**Exercise goal**
Identify every line in the records below that contains the word "MSCI", and reproduce each one.

━━ Supplied records ━━

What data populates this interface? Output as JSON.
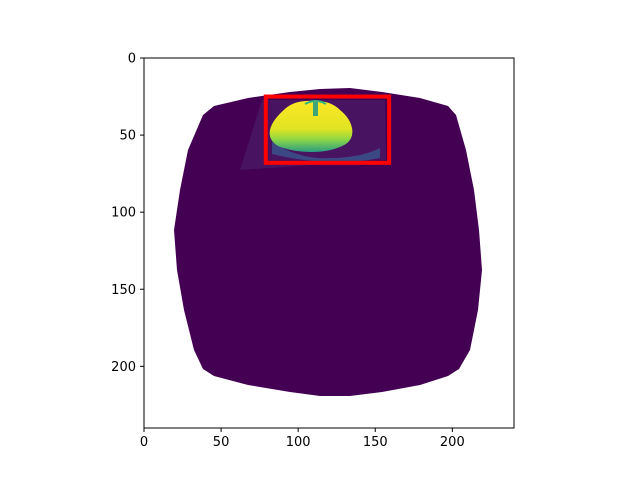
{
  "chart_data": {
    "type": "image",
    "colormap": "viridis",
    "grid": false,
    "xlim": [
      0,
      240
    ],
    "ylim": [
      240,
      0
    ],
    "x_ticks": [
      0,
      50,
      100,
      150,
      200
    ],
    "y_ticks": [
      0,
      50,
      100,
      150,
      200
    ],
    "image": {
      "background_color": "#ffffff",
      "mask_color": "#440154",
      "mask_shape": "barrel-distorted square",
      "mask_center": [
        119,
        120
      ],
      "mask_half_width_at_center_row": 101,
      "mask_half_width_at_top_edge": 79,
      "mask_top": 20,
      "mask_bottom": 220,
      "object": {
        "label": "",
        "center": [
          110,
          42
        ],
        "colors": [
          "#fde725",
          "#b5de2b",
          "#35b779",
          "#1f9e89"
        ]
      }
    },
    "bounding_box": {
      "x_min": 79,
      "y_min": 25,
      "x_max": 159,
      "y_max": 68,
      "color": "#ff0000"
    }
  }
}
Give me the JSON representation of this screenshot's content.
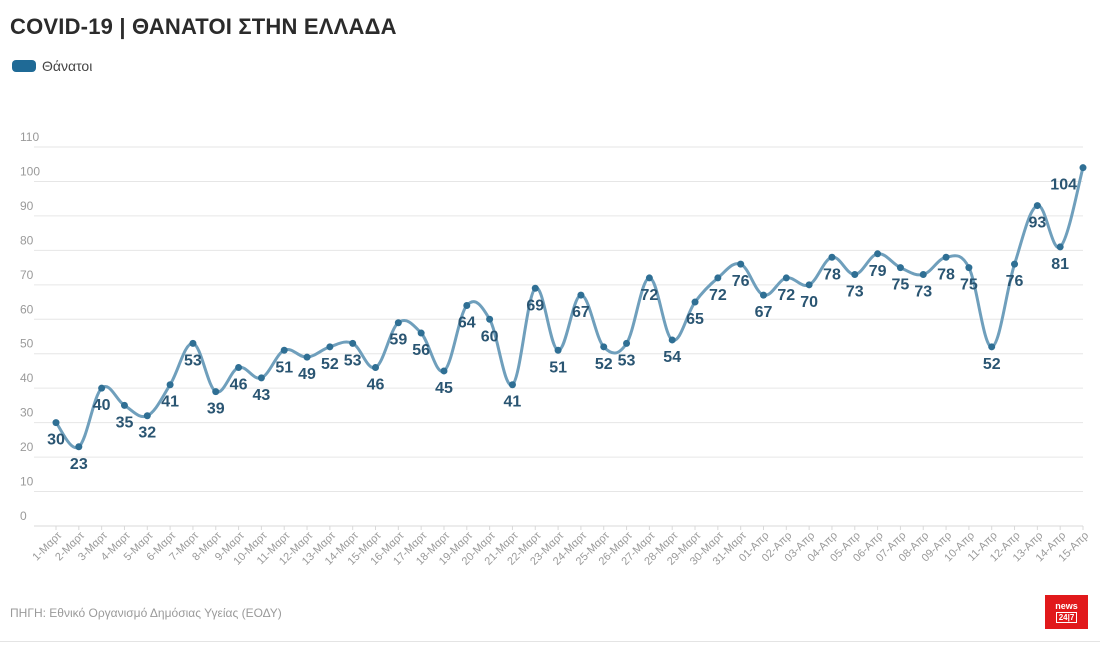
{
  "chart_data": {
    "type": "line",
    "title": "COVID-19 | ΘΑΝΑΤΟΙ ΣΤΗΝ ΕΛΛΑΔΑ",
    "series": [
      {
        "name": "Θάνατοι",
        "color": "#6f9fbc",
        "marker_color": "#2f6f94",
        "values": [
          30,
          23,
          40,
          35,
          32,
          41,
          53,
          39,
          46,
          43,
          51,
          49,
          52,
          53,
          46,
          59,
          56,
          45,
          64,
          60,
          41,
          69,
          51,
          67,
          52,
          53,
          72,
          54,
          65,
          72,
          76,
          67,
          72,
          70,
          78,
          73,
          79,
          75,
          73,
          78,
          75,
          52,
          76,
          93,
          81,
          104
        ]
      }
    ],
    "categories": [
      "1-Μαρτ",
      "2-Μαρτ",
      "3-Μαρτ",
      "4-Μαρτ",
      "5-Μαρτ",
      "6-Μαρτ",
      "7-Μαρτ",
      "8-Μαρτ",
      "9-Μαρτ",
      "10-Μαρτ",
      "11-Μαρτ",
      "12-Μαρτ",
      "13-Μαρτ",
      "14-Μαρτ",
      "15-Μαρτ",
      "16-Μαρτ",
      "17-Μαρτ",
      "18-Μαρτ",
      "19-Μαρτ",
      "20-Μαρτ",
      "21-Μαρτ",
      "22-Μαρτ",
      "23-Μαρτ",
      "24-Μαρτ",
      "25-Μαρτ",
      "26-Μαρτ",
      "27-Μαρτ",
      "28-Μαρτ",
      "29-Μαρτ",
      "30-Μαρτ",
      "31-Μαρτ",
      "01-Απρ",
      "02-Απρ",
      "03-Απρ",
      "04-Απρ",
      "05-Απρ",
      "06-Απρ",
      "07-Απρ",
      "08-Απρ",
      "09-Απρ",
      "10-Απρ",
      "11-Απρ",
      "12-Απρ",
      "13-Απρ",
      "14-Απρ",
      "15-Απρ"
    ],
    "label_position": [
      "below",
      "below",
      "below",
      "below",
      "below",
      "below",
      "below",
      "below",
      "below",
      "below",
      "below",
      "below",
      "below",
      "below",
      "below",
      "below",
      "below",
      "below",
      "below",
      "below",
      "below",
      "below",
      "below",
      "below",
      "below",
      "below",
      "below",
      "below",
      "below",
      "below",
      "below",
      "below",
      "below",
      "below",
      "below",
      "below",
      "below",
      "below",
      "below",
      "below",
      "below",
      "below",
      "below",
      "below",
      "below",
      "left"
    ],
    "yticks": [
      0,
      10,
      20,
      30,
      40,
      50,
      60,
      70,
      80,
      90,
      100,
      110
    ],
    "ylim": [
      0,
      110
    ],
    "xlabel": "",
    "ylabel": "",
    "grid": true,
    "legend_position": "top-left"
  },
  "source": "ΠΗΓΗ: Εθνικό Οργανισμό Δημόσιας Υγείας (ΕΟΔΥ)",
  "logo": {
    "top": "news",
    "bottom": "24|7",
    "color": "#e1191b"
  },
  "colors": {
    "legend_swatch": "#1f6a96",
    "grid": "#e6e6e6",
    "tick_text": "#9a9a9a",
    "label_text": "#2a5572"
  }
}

━━━
━━ Supplied records ━━

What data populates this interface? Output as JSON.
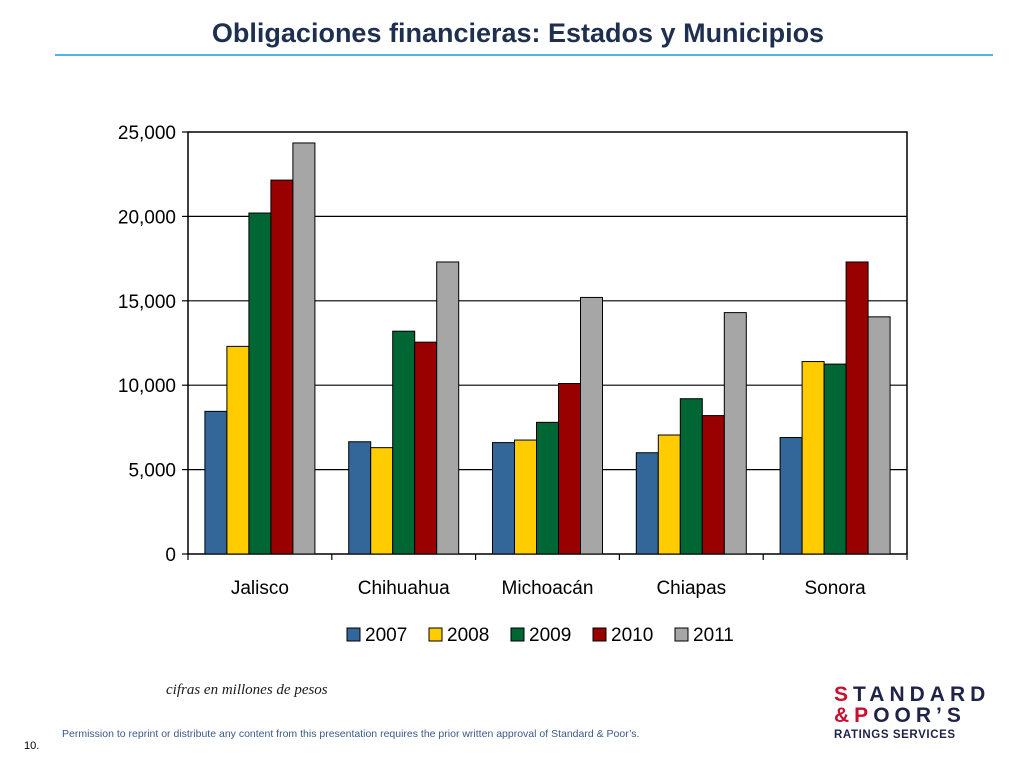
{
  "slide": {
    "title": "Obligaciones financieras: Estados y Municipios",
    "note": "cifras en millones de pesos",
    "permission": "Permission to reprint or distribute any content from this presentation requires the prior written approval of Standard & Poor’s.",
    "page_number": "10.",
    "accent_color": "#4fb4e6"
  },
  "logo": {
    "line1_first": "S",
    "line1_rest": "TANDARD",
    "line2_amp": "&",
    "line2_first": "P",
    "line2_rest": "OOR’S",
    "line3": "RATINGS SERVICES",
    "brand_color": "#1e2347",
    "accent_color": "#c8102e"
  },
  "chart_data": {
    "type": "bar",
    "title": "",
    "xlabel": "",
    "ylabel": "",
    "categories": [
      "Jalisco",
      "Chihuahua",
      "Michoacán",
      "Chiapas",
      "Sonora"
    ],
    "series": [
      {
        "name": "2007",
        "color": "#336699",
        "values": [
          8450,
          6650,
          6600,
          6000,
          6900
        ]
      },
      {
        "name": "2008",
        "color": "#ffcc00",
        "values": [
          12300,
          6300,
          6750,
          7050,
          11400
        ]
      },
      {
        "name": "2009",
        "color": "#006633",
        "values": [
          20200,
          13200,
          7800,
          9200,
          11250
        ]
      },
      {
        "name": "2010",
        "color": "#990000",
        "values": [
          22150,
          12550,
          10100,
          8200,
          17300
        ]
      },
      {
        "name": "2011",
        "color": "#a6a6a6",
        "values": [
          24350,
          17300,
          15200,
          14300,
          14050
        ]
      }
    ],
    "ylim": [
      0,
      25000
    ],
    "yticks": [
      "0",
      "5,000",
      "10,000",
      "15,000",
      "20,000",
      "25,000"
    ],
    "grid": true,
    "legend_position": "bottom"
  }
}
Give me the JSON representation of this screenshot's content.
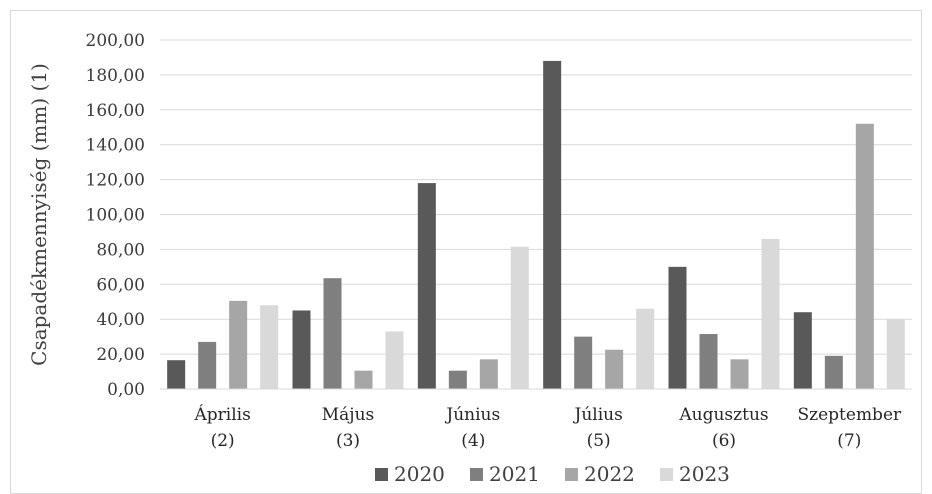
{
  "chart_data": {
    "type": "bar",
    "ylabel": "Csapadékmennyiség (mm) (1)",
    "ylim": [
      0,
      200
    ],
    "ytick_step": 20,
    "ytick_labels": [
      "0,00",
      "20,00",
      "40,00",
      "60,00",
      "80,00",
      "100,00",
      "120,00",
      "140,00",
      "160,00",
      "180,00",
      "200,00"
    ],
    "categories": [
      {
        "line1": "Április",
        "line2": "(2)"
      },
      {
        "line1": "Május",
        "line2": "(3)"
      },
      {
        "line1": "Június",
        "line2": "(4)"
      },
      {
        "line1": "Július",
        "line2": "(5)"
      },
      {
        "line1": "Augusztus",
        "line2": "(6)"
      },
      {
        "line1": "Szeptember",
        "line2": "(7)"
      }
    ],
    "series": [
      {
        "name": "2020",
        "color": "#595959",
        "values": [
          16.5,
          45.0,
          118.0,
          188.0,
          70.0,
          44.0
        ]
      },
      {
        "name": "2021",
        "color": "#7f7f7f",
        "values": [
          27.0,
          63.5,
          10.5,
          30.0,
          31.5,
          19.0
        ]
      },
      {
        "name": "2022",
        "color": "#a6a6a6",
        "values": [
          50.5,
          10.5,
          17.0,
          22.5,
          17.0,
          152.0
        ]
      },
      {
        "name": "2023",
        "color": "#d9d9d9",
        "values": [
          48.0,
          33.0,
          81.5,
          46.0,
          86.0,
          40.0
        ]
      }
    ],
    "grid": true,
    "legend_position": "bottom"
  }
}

━━━
━━ Supplied records ━━

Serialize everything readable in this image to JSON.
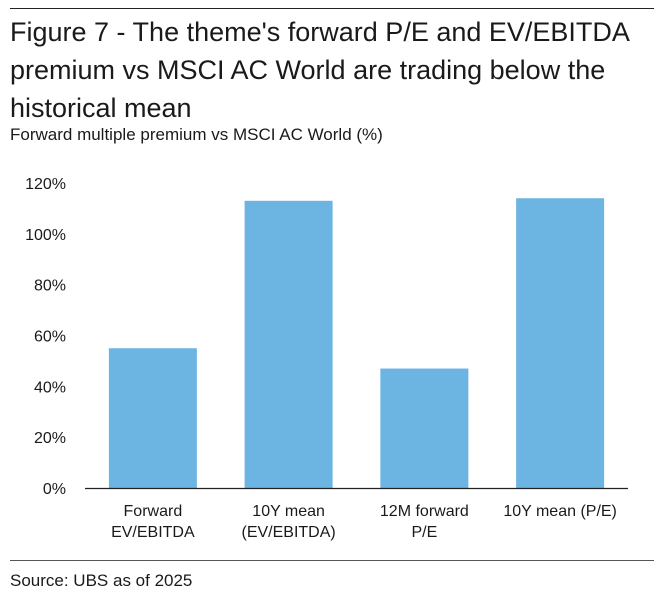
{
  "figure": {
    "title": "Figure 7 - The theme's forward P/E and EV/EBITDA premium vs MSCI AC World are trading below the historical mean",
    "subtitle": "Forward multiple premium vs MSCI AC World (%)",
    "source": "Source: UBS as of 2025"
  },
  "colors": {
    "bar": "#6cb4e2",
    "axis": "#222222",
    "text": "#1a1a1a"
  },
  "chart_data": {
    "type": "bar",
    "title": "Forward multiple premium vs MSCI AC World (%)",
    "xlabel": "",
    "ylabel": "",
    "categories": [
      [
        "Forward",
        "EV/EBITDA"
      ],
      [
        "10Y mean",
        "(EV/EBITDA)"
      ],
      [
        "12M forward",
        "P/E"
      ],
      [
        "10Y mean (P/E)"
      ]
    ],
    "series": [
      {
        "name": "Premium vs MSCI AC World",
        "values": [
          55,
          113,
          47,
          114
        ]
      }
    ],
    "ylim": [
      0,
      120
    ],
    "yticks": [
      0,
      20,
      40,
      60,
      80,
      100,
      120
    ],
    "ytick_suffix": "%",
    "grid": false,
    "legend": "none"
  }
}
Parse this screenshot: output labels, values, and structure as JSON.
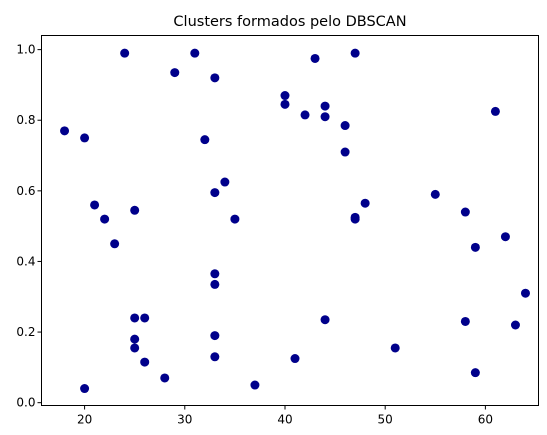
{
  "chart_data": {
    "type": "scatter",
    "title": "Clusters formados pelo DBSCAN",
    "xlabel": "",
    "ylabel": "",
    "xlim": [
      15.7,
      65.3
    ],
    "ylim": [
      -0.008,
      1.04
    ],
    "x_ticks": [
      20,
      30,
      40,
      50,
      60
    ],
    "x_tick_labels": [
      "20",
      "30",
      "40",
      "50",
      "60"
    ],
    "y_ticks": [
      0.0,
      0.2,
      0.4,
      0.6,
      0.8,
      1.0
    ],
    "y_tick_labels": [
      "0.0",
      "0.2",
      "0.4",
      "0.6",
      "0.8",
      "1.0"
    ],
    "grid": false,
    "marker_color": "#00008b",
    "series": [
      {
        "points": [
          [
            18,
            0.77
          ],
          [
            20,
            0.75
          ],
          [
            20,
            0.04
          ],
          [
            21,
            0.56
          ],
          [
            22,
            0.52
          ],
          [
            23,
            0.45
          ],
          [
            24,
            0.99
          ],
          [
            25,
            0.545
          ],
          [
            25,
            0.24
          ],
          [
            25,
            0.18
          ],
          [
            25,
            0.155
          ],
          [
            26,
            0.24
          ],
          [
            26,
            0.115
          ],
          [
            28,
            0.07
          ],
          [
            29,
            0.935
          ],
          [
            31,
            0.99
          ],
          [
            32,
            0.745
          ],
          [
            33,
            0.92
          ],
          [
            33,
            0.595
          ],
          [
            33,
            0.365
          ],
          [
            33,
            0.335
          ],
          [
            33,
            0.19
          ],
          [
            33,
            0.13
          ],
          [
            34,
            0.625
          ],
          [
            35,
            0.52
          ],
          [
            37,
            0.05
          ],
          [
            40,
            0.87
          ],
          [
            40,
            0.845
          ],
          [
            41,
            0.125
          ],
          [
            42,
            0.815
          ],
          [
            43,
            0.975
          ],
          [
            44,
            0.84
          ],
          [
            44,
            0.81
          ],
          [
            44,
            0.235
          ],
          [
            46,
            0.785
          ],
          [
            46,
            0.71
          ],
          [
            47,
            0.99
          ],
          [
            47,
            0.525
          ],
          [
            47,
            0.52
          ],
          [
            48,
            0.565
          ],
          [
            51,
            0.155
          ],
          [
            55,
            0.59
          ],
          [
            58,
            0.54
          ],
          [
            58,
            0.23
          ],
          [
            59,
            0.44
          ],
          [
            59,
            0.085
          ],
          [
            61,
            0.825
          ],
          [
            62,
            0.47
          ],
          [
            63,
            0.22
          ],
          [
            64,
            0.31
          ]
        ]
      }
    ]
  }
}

━━━

**Answer below**
    "title": "Figure 7 - The theme's forward P/E and EV/EBITDA premium vs MSCI AC World are trading below the historical mean",
    "subtitle": "Forward multiple premium vs MSCI AC World (%)",
    "title": "Forward multiple premium vs MSCI AC World (%)",
        "name": "Premium vs MSCI AC World",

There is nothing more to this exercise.